/---

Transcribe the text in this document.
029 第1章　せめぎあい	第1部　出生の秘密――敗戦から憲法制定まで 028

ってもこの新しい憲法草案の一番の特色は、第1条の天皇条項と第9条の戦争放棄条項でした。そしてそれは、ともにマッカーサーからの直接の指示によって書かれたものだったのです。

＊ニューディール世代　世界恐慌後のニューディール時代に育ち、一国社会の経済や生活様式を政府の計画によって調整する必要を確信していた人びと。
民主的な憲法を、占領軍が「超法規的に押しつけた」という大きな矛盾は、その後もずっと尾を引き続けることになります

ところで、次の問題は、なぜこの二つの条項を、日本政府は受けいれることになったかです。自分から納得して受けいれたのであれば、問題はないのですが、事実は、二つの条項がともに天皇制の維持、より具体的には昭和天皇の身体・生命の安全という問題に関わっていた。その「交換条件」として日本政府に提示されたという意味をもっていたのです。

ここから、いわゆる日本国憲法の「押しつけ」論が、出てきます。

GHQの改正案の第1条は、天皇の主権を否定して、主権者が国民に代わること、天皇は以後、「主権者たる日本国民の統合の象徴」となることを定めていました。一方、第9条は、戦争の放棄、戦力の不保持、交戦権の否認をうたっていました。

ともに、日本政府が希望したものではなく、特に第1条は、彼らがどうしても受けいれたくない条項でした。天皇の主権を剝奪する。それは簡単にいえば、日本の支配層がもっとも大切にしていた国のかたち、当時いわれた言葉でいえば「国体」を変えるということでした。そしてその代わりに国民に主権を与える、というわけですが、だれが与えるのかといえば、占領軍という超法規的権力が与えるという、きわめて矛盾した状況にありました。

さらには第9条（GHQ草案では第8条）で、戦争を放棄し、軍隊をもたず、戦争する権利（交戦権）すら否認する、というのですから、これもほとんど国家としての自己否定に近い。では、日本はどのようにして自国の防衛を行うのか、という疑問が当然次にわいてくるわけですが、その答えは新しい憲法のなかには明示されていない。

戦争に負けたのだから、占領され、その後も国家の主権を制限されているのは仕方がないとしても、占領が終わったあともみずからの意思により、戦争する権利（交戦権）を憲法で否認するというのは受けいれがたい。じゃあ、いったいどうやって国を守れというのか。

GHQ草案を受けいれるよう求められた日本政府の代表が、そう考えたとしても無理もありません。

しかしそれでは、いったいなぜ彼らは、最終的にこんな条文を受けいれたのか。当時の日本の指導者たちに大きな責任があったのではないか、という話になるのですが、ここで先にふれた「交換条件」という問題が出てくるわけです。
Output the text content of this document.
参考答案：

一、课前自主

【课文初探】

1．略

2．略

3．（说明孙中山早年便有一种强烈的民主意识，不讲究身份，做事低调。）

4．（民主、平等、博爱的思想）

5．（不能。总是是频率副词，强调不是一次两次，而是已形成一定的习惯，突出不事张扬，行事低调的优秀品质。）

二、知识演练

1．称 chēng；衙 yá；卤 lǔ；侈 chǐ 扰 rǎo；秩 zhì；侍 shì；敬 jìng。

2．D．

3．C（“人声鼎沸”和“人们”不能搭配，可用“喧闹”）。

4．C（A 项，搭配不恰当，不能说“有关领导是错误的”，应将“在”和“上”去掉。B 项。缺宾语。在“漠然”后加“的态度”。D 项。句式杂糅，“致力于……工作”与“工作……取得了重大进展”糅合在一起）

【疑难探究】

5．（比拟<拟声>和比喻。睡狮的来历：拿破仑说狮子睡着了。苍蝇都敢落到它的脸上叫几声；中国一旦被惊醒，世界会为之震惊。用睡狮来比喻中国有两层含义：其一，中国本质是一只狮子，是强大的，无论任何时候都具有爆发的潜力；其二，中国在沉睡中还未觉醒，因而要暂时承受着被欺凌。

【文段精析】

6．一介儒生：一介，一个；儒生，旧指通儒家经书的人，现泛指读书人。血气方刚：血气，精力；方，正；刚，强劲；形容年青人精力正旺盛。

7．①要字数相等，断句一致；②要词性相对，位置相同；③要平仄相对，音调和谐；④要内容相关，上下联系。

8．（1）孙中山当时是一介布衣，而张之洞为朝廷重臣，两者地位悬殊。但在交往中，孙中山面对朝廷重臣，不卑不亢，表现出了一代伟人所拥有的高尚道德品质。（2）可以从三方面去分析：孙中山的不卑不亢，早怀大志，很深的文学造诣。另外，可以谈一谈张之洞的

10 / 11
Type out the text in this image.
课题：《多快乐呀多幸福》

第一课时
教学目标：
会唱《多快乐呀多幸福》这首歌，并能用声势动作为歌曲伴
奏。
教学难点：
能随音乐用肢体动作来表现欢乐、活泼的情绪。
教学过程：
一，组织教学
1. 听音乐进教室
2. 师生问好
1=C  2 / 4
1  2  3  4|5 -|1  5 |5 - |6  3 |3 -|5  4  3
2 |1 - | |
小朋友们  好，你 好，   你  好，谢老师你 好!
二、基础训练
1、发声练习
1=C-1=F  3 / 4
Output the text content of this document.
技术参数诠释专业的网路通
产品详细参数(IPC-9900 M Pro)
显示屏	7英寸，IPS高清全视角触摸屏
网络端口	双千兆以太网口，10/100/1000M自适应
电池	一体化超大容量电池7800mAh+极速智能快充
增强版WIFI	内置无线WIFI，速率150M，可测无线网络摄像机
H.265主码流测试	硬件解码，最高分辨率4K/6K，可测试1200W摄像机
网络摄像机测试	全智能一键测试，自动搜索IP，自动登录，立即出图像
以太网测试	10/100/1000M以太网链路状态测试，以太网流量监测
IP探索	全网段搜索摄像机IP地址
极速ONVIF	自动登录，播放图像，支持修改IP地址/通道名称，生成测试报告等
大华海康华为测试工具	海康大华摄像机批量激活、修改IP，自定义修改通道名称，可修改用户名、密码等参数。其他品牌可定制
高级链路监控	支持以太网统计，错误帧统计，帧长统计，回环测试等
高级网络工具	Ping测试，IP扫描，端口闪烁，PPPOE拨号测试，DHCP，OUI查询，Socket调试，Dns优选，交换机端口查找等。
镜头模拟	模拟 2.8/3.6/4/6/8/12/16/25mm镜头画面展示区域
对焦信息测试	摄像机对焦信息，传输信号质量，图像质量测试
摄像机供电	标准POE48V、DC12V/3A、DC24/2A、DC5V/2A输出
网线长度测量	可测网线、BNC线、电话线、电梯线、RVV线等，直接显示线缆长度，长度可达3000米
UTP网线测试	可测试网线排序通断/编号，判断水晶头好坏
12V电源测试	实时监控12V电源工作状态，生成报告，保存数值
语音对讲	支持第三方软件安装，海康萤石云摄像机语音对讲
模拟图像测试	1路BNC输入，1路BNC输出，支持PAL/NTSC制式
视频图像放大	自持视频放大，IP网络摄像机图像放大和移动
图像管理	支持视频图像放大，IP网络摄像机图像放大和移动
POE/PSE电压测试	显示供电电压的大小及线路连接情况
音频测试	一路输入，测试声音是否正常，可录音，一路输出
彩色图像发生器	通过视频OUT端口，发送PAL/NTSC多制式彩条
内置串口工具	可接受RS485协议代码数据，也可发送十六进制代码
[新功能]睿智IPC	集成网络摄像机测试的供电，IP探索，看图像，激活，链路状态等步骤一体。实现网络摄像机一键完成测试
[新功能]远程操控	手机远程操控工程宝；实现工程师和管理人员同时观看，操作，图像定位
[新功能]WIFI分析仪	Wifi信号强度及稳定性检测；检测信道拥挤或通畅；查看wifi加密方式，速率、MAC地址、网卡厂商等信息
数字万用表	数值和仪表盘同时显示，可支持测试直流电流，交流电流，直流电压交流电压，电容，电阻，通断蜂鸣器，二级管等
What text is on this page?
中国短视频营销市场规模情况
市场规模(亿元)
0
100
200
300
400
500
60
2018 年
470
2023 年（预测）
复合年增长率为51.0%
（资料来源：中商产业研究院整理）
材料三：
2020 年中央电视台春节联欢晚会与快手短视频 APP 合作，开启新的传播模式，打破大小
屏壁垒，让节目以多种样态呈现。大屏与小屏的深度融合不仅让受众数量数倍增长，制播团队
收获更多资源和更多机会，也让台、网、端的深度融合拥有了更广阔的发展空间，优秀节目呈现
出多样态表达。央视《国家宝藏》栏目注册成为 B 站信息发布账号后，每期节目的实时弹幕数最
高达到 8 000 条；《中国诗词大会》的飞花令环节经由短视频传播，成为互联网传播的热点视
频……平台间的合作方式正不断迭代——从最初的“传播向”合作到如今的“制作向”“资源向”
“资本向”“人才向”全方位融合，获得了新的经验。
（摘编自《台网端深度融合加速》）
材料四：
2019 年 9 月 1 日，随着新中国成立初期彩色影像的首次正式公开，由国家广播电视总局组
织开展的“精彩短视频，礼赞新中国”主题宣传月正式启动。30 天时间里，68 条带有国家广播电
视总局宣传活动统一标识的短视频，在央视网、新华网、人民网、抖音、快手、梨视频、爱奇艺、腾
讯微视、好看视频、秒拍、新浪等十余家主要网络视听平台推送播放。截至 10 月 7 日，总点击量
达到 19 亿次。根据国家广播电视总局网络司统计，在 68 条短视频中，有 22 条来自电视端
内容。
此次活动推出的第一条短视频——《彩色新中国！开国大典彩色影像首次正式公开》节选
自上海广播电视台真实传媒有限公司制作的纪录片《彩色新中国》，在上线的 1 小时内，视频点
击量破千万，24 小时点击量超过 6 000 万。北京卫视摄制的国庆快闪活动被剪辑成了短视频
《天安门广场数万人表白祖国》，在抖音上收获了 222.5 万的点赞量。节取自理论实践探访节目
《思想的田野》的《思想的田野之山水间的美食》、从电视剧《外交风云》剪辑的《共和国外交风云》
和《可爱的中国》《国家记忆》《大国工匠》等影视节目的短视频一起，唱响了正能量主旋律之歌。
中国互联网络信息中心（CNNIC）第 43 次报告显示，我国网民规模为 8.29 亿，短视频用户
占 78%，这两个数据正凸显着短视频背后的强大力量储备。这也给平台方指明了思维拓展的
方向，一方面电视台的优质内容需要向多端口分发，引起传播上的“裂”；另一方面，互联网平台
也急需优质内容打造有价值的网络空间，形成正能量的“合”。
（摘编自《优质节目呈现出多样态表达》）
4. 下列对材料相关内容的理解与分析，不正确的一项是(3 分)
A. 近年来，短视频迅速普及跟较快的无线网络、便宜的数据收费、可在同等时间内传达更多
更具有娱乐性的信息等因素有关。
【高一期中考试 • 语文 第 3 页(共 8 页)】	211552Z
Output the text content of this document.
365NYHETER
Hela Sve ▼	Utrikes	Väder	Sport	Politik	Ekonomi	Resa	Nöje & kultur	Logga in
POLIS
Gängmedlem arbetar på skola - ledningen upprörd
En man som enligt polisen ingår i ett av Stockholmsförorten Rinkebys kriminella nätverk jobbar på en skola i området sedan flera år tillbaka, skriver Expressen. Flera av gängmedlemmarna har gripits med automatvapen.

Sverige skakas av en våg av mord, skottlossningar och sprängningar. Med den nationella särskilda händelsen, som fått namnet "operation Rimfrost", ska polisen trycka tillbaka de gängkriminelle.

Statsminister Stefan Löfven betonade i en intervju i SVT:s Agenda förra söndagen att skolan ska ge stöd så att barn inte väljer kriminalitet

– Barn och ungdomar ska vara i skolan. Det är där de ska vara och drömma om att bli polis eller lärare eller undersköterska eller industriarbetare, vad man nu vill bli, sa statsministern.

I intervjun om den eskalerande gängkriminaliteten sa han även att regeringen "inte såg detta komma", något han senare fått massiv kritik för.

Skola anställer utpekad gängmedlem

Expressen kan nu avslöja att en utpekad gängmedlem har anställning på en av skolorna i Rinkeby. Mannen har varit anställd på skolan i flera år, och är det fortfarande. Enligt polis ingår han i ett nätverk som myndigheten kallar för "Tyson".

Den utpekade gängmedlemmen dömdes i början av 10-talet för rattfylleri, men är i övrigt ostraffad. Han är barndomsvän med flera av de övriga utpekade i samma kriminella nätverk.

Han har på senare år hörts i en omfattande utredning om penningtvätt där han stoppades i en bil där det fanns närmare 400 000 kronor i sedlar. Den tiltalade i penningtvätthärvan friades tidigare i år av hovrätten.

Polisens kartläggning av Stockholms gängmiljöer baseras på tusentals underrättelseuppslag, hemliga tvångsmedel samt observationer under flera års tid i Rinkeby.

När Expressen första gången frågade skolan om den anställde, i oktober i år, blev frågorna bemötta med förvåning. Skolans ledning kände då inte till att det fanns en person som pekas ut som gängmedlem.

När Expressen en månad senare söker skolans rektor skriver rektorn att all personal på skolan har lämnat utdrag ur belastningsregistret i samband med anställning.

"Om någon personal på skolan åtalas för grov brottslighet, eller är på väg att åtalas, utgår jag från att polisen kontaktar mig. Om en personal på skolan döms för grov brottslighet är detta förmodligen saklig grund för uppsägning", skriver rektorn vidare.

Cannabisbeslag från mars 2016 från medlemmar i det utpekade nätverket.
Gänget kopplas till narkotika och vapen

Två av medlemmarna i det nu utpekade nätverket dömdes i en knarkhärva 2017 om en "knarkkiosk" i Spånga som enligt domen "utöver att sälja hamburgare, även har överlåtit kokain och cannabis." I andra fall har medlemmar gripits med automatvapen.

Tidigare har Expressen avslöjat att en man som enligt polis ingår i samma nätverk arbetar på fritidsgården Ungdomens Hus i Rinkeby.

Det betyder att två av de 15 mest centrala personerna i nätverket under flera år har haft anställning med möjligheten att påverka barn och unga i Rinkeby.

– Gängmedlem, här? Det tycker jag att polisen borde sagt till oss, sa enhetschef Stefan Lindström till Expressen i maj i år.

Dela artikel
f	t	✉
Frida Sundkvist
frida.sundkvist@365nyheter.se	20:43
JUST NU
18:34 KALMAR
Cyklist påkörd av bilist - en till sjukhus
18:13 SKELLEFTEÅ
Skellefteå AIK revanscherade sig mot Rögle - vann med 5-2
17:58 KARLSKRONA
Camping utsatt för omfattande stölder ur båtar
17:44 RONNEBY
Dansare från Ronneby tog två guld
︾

\---

* INSTRUCTION
Each line in the entries above that includes the string "fått" should be extracted.

* OUTPUT FOR THIS TASK
Sverige skakas av en våg av mord, skottlossningar och sprängningar. Med den nationella särskilda händelsen, som fått namnet "operation Rimfrost", ska polisen trycka tillbaka de gängkriminelle.
I intervjun om den eskalerande gängkriminaliteten sa han även att regeringen "inte såg detta komma", något han senare fått massiv kritik för.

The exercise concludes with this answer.